- _SET TASK_
Can you retype every record below exactly as written?

[Collection entries]
____________
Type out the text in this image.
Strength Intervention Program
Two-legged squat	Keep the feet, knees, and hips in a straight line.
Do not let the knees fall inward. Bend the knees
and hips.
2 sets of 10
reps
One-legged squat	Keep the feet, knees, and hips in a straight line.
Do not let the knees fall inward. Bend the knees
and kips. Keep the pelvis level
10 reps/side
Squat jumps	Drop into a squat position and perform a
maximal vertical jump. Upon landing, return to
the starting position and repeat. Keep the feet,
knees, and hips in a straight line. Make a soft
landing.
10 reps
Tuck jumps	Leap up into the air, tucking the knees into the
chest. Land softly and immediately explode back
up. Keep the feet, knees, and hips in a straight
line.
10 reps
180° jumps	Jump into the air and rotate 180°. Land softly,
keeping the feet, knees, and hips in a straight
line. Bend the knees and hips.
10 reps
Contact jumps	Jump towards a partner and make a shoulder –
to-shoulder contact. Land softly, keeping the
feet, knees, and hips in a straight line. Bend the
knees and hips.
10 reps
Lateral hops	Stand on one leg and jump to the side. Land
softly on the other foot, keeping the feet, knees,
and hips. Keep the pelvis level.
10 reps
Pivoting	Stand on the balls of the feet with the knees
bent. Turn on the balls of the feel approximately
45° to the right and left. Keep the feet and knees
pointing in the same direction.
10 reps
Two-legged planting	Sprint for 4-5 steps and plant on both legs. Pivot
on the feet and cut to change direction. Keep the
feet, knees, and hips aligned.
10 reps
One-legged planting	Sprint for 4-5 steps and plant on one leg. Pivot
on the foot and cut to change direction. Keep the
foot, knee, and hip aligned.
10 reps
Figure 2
____________
- _WRITTEN ANSWER_
Type out the text in this image.
Strength Intervention Program
Two-legged squat	Keep the feet, knees, and hips in a straight line.
Do not let the knees fall inward. Bend the knees
and hips.
2 sets of 10
reps
One-legged squat	Keep the feet, knees, and hips in a straight line.
Do not let the knees fall inward. Bend the knees
and kips. Keep the pelvis level
10 reps/side
Squat jumps	Drop into a squat position and perform a
maximal vertical jump. Upon landing, return to
the starting position and repeat. Keep the feet,
knees, and hips in a straight line. Make a soft
landing.
10 reps
Tuck jumps	Leap up into the air, tucking the knees into the
chest. Land softly and immediately explode back
up. Keep the feet, knees, and hips in a straight
line.
10 reps
180° jumps	Jump into the air and rotate 180°. Land softly,
keeping the feet, knees, and hips in a straight
line. Bend the knees and hips.
10 reps
Contact jumps	Jump towards a partner and make a shoulder –
to-shoulder contact. Land softly, keeping the
feet, knees, and hips in a straight line. Bend the
knees and hips.
10 reps
Lateral hops	Stand on one leg and jump to the side. Land
softly on the other foot, keeping the feet, knees,
and hips. Keep the pelvis level.
10 reps
Pivoting	Stand on the balls of the feet with the knees
bent. Turn on the balls of the feel approximately
45° to the right and left. Keep the feet and knees
pointing in the same direction.
10 reps
Two-legged planting	Sprint for 4-5 steps and plant on both legs. Pivot
on the feet and cut to change direction. Keep the
feet, knees, and hips aligned.
10 reps
One-legged planting	Sprint for 4-5 steps and plant on one leg. Pivot
on the foot and cut to change direction. Keep the
foot, knee, and hip aligned.
10 reps
Figure 2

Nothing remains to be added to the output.